Records from a collection of figures
Start

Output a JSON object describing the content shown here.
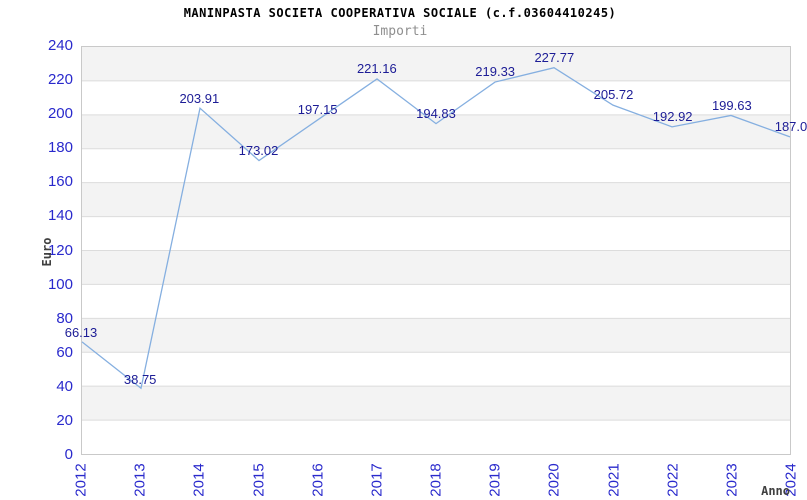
{
  "chart_data": {
    "type": "line",
    "title": "MANINPASTA SOCIETA COOPERATIVA SOCIALE (c.f.03604410245)",
    "subtitle": "Importi",
    "xlabel": "Anno",
    "ylabel": "Euro",
    "categories": [
      "2012",
      "2013",
      "2014",
      "2015",
      "2016",
      "2017",
      "2018",
      "2019",
      "2020",
      "2021",
      "2022",
      "2023",
      "2024"
    ],
    "values": [
      66.13,
      38.75,
      203.91,
      173.02,
      197.15,
      221.16,
      194.83,
      219.33,
      227.77,
      205.72,
      192.92,
      199.63,
      187.0
    ],
    "value_labels": [
      "66.13",
      "38.75",
      "203.91",
      "173.02",
      "197.15",
      "221.16",
      "194.83",
      "219.33",
      "227.77",
      "205.72",
      "192.92",
      "199.63",
      "187.0"
    ],
    "series_name": "Importi",
    "ylim": [
      0,
      240
    ],
    "ytick_step": 20,
    "yticks": [
      "0",
      "20",
      "40",
      "60",
      "80",
      "100",
      "120",
      "140",
      "160",
      "180",
      "200",
      "220",
      "240"
    ],
    "grid": "horizontal-bands",
    "legend": "none"
  },
  "colors": {
    "line": "#85afe0",
    "value_label": "#1c1c96",
    "tick_label": "#2929cc",
    "band_gray": "#f3f3f3",
    "band_white": "#ffffff",
    "gridline": "#dcdcdc",
    "plot_border": "#c9c9c9",
    "title": "#000000",
    "subtitle": "#8f8f8f",
    "axis_title": "#404040"
  }
}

End

▶ **Written exercise**
Write out again every line above exactly as given; the pictures do not belong in the copy.

▶ **Reply**
Output a JSON object describing the content shown here.
{
  "chart_data": {
    "type": "line",
    "title": "MANINPASTA SOCIETA COOPERATIVA SOCIALE (c.f.03604410245)",
    "subtitle": "Importi",
    "xlabel": "Anno",
    "ylabel": "Euro",
    "categories": [
      "2012",
      "2013",
      "2014",
      "2015",
      "2016",
      "2017",
      "2018",
      "2019",
      "2020",
      "2021",
      "2022",
      "2023",
      "2024"
    ],
    "values": [
      66.13,
      38.75,
      203.91,
      173.02,
      197.15,
      221.16,
      194.83,
      219.33,
      227.77,
      205.72,
      192.92,
      199.63,
      187.0
    ],
    "value_labels": [
      "66.13",
      "38.75",
      "203.91",
      "173.02",
      "197.15",
      "221.16",
      "194.83",
      "219.33",
      "227.77",
      "205.72",
      "192.92",
      "199.63",
      "187.0"
    ],
    "series_name": "Importi",
    "ylim": [
      0,
      240
    ],
    "ytick_step": 20,
    "yticks": [
      "0",
      "20",
      "40",
      "60",
      "80",
      "100",
      "120",
      "140",
      "160",
      "180",
      "200",
      "220",
      "240"
    ],
    "grid": "horizontal-bands",
    "legend": "none"
  },
  "colors": {
    "line": "#85afe0",
    "value_label": "#1c1c96",
    "tick_label": "#2929cc",
    "band_gray": "#f3f3f3",
    "band_white": "#ffffff",
    "gridline": "#dcdcdc",
    "plot_border": "#c9c9c9",
    "title": "#000000",
    "subtitle": "#8f8f8f",
    "axis_title": "#404040"
  }
}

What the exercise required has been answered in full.